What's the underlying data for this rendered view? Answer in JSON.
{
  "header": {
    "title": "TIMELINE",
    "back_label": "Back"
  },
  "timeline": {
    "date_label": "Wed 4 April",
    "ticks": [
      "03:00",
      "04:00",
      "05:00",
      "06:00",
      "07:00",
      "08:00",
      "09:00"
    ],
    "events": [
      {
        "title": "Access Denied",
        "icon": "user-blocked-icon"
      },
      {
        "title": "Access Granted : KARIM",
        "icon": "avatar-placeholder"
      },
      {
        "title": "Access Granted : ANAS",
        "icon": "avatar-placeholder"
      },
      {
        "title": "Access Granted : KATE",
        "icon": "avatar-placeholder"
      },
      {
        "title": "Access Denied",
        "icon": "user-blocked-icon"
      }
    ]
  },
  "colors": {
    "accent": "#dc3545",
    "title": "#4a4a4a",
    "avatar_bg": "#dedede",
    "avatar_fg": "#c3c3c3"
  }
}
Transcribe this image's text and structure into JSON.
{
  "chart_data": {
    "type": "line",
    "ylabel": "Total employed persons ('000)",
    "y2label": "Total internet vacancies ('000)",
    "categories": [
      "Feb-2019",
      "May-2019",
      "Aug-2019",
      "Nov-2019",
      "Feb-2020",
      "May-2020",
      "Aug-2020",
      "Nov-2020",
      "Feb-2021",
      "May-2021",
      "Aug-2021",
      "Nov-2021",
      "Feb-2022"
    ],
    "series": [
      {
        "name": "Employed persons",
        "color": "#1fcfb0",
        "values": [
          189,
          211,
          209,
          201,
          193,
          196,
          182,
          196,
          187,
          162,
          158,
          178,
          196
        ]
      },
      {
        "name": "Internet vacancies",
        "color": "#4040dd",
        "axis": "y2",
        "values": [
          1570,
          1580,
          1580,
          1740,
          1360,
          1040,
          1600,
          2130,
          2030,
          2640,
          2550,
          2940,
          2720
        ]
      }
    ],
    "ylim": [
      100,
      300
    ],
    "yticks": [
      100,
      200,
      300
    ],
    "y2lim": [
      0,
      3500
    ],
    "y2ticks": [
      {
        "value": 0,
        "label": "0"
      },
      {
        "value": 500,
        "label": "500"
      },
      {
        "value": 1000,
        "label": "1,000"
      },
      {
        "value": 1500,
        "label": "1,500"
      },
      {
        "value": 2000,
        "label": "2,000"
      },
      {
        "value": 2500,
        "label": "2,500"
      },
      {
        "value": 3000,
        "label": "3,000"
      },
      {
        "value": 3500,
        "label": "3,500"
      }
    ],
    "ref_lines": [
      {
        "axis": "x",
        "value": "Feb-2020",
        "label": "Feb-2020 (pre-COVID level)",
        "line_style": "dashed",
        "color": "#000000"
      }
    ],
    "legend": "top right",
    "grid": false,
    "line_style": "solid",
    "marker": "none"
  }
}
━━━━━━━━━━━━━━━━━━━━
Exercise task:
Locate the string "Granted" in the listing above and copy every line where it occurs.

Task output:
        "title": "Access Granted : KARIM",
        "title": "Access Granted : ANAS",
        "title": "Access Granted : KATE",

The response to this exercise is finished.